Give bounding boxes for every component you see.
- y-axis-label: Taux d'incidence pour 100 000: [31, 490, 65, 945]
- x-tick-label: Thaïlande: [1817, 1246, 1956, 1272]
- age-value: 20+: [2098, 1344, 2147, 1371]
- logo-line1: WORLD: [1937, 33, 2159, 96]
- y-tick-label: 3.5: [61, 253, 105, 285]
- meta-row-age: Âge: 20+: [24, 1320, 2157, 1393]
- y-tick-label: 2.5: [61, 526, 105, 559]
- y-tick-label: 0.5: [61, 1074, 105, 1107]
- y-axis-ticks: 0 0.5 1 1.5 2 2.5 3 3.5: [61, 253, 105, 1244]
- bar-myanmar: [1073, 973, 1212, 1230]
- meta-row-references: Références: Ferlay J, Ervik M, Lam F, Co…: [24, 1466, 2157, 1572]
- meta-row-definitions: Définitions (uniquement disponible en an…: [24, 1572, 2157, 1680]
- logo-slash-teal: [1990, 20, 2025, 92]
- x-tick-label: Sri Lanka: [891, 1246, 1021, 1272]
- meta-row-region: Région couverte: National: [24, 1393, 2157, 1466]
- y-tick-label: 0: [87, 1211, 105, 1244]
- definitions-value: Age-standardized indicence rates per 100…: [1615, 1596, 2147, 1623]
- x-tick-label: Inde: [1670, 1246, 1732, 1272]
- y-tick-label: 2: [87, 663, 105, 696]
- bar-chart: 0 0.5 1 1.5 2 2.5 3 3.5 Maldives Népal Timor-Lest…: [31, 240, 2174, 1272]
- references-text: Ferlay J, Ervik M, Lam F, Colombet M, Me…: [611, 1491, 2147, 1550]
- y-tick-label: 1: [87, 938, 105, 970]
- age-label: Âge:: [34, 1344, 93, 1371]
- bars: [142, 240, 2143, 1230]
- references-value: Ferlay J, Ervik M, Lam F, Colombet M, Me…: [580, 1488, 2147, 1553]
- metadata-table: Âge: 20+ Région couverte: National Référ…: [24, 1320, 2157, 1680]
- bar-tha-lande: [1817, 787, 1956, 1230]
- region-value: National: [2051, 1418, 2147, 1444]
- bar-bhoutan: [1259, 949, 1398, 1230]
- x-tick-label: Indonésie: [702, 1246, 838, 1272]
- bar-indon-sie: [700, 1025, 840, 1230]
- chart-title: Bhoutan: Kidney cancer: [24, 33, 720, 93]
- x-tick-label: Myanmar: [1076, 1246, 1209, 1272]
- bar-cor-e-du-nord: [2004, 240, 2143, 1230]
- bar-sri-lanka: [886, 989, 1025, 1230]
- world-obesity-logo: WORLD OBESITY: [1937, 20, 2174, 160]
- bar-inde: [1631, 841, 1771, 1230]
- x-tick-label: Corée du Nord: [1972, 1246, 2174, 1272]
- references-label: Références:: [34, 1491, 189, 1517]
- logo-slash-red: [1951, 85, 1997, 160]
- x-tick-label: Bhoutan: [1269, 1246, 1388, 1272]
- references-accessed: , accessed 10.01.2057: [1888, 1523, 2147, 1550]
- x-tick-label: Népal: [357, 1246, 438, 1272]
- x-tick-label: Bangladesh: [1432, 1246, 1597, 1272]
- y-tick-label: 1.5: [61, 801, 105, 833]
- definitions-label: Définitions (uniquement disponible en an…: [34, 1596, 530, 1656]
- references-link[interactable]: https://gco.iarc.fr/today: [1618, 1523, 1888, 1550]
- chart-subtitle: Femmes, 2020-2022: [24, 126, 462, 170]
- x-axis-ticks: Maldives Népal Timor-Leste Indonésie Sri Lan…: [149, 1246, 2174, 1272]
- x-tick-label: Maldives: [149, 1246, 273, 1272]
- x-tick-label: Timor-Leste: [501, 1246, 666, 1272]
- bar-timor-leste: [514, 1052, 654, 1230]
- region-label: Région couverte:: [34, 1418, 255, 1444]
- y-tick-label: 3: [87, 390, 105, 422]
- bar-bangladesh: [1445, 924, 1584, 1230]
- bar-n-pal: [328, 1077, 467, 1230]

-- -- --

■ Task to carry out:
Reproduce the data word for word, starting at its first line and ending at the line that contains "- bar-indon-sie: [700, 1025, 840, 1230]", with both of those lines included.

■ In response:
Give bounding boxes for every component you see.
- y-axis-label: Taux d'incidence pour 100 000: [31, 490, 65, 945]
- x-tick-label: Thaïlande: [1817, 1246, 1956, 1272]
- age-value: 20+: [2098, 1344, 2147, 1371]
- logo-line1: WORLD: [1937, 33, 2159, 96]
- y-tick-label: 3.5: [61, 253, 105, 285]
- meta-row-age: Âge: 20+: [24, 1320, 2157, 1393]
- y-tick-label: 2.5: [61, 526, 105, 559]
- y-tick-label: 0.5: [61, 1074, 105, 1107]
- y-axis-ticks: 0 0.5 1 1.5 2 2.5 3 3.5: [61, 253, 105, 1244]
- bar-myanmar: [1073, 973, 1212, 1230]
- meta-row-references: Références: Ferlay J, Ervik M, Lam F, Co…: [24, 1466, 2157, 1572]
- meta-row-definitions: Définitions (uniquement disponible en an…: [24, 1572, 2157, 1680]
- logo-slash-teal: [1990, 20, 2025, 92]
- x-tick-label: Sri Lanka: [891, 1246, 1021, 1272]
- meta-row-region: Région couverte: National: [24, 1393, 2157, 1466]
- y-tick-label: 0: [87, 1211, 105, 1244]
- definitions-value: Age-standardized indicence rates per 100…: [1615, 1596, 2147, 1623]
- x-tick-label: Inde: [1670, 1246, 1732, 1272]
- y-tick-label: 2: [87, 663, 105, 696]
- bar-chart: 0 0.5 1 1.5 2 2.5 3 3.5 Maldives Népal Timor-Lest…: [31, 240, 2174, 1272]
- references-text: Ferlay J, Ervik M, Lam F, Colombet M, Me…: [611, 1491, 2147, 1550]
- y-tick-label: 1: [87, 938, 105, 970]
- age-label: Âge:: [34, 1344, 93, 1371]
- bars: [142, 240, 2143, 1230]
- references-value: Ferlay J, Ervik M, Lam F, Colombet M, Me…: [580, 1488, 2147, 1553]
- metadata-table: Âge: 20+ Région couverte: National Référ…: [24, 1320, 2157, 1680]
- bar-tha-lande: [1817, 787, 1956, 1230]
- region-value: National: [2051, 1418, 2147, 1444]
- bar-bhoutan: [1259, 949, 1398, 1230]
- x-tick-label: Indonésie: [702, 1246, 838, 1272]
- bar-indon-sie: [700, 1025, 840, 1230]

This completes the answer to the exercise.